• 所给文段:
+++

Codeforces Round #597 (Div. 2)

A. Good ol’ Numbers Coloring
判斷2個數是否互質就行了

AC代碼

#pragma GCC optimize(2)
#include<bits/stdc++.h>
using namespace std;
const int man = 2e5+10;
#define IOS ios::sync_with_stdio(0)
template<typename T>T gcd(T a, T b) {return b==0?a:gcd(b, a%b);}
template<typename T>T exgcd(T a,T b,T &g,T &x,T &y){if(!b){g = a,x = 1,y = 0;}else {exgcd(b,a%b,g,y,x);y -= x*(a/b);}}
#ifndef ONLINE_JUDGE
#define debug(fmt, ...) {printf("debug ");printf(fmt,##__VA_ARGS__);puts("");}
#else
#define debug(fmt, ...)
#endif
typedef long long ll;
const ll mod = 1e9+7;
 
int main() {
	#ifndef ONLINE_JUDGE
		//freopen("in.txt", "r", stdin);
		//freopen("out.txt","w",stdout);
	#endif
	int t;cin >> t;
	while(t--){
		int a,b;
		cin >> a>> b;
		if(gcd(a,b)!=1)cout << "Infinite" << endl;
		else cout << "Finite" <<endl;
	}
	return 0;
}

B. Restricted RPS
題意：石頭剪刀布的規則，給你一個字符串只包含‘R’,‘P’,'S’三種字符，
R：石頭 P：布 S：剪刀
然後有a個石頭，b個布，c個剪刀
讓你贏的局數大於等於ceil(n/2)(向上取整)

思路：一次匹配，有能贏的就贏，不能贏的先放着不管，最後在把剩餘的隨便分給先前沒管的。

AC代碼

#pragma GCC optimize(2)

+++

• 题目 1: 把列表从开头一行起、到包含"1068, 2261, 1187]"的那一行为止（含该行）改写成Markdown表格，空行不计。表格设"行号"和"内容"两列。

+++

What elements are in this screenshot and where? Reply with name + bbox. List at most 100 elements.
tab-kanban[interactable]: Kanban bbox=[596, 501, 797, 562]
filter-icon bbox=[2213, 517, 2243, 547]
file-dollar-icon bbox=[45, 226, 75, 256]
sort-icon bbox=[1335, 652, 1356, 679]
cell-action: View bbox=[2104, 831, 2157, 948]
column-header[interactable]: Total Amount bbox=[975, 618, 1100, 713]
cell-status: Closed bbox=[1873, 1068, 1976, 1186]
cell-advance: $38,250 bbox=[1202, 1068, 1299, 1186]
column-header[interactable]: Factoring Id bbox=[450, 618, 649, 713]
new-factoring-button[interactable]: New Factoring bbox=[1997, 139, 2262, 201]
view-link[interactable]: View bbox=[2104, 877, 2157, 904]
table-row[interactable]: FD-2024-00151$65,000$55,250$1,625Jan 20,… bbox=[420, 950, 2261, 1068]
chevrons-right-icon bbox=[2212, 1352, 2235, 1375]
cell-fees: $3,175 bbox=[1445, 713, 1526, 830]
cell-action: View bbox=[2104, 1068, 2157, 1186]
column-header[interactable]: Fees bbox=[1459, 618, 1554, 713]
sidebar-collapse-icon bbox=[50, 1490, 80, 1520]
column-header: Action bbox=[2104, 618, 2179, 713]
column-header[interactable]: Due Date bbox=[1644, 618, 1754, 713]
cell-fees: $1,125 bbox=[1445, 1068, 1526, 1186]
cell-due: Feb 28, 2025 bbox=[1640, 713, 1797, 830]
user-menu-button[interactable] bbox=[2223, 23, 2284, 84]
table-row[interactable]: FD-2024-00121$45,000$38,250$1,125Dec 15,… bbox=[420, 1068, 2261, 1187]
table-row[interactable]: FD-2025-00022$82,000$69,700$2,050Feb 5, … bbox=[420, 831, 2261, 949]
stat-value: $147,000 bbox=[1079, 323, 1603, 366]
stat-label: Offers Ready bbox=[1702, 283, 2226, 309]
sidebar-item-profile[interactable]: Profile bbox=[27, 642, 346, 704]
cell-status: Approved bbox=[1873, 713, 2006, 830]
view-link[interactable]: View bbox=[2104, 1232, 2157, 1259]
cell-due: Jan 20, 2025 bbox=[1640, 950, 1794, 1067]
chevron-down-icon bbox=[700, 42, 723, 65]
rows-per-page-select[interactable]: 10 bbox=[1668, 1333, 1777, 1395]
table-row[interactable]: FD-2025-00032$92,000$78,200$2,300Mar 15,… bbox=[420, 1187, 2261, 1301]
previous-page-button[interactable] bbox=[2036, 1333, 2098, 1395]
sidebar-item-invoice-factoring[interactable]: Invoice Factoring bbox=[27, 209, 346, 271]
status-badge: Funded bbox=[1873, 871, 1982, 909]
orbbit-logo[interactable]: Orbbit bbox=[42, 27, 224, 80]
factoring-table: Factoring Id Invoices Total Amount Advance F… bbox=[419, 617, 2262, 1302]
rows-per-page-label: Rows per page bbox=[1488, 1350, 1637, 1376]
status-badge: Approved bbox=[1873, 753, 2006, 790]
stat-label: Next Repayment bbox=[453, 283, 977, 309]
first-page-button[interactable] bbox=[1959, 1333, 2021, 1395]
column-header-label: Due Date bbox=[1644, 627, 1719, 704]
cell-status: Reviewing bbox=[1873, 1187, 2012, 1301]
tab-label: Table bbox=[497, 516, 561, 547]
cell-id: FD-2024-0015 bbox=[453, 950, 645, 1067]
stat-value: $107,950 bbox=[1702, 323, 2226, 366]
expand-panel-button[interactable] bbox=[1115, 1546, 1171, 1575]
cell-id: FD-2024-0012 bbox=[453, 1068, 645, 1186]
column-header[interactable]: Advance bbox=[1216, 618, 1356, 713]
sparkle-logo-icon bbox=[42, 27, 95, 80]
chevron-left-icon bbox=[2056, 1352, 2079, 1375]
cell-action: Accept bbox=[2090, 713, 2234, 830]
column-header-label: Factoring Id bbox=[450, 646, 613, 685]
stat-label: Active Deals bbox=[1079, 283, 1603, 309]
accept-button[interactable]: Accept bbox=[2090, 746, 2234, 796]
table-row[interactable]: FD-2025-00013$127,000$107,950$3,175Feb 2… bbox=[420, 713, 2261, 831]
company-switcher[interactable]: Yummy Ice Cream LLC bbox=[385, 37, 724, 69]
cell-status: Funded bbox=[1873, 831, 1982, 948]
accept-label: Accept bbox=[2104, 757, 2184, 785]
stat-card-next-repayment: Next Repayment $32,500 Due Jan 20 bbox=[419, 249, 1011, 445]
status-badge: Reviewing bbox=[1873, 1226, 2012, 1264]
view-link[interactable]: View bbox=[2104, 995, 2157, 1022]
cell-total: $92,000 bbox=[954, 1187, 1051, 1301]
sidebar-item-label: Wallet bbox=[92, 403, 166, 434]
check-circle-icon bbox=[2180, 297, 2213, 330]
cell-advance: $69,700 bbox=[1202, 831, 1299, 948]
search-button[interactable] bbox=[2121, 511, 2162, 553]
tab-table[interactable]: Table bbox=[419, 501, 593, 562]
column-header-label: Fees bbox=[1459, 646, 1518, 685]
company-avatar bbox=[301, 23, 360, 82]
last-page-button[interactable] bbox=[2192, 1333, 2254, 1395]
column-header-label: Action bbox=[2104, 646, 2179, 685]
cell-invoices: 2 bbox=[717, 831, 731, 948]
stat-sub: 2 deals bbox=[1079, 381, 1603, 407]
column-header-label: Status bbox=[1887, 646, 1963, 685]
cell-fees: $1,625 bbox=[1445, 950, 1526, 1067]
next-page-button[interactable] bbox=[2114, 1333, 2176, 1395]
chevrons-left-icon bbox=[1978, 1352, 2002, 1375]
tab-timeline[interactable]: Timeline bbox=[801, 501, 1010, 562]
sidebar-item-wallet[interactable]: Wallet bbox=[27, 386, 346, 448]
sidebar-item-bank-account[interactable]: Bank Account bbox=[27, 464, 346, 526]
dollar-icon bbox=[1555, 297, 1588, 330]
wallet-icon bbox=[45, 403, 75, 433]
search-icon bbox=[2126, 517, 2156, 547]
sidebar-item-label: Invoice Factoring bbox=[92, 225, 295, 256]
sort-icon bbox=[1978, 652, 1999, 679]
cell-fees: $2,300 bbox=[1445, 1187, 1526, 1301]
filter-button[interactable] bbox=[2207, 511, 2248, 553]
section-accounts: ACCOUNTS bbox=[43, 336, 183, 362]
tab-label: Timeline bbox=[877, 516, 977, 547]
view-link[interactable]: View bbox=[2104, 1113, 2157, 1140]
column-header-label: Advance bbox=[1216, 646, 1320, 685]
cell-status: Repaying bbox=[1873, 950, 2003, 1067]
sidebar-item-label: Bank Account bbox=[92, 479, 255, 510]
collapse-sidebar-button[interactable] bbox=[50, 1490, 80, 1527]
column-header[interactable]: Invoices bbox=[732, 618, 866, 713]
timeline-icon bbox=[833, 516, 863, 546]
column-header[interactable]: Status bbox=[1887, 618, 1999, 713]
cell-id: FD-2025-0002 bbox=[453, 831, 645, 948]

+++

• 题目 2: 重写题解文段中从"Codeforces Round #597"起到"#define IOS ios::sync_with_stdio(0)"止（两端均含）的部分，将"man"重命名为"maxn"。

• 书面作答 1:
| 行号 | 内容 |
|---|---|
| 1 | What elements are in this screenshot and where? Reply with name + bbox. List at most 100 elements. |
| 2 | tab-kanban[interactable]: Kanban bbox=[596, 501, 797, 562] |
| 3 | filter-icon bbox=[2213, 517, 2243, 547] |
| 4 | file-dollar-icon bbox=[45, 226, 75, 256] |
| 5 | sort-icon bbox=[1335, 652, 1356, 679] |
| 6 | cell-action: View bbox=[2104, 831, 2157, 948] |
| 7 | column-header[interactable]: Total Amount bbox=[975, 618, 1100, 713] |
| 8 | cell-status: Closed bbox=[1873, 1068, 1976, 1186] |
| 9 | cell-advance: $38,250 bbox=[1202, 1068, 1299, 1186] |
| 10 | column-header[interactable]: Factoring Id bbox=[450, 618, 649, 713] |
| 11 | new-factoring-button[interactable]: New Factoring bbox=[1997, 139, 2262, 201] |
| 12 | view-link[interactable]: View bbox=[2104, 877, 2157, 904] |
| 13 | table-row[interactable]: FD-2024-00151$65,000$55,250$1,625Jan 20,… bbox=[420, 950, 2261, 1068] |
| 14 | chevrons-right-icon bbox=[2212, 1352, 2235, 1375] |
| 15 | cell-fees: $3,175 bbox=[1445, 713, 1526, 830] |
| 16 | cell-action: View bbox=[2104, 1068, 2157, 1186] |
| 17 | column-header[interactable]: Fees bbox=[1459, 618, 1554, 713] |
| 18 | sidebar-collapse-icon bbox=[50, 1490, 80, 1520] |
| 19 | column-header: Action bbox=[2104, 618, 2179, 713] |
| 20 | column-header[interactable]: Due Date bbox=[1644, 618, 1754, 713] |
| 21 | cell-fees: $1,125 bbox=[1445, 1068, 1526, 1186] |
| 22 | cell-due: Feb 28, 2025 bbox=[1640, 713, 1797, 830] |
| 23 | user-menu-button[interactable] bbox=[2223, 23, 2284, 84] |
| 24 | table-row[interactable]: FD-2024-00121$45,000$38,250$1,125Dec 15,… bbox=[420, 1068, 2261, 1187] |

• 书面作答 2:
Codeforces Round #597 (Div. 2)

A. Good ol’ Numbers Coloring
判斷2個數是否互質就行了

AC代碼

#pragma GCC optimize(2)
#include<bits/stdc++.h>
using namespace std;
const int maxn = 2e5+10;
#define IOS ios::sync_with_stdio(0)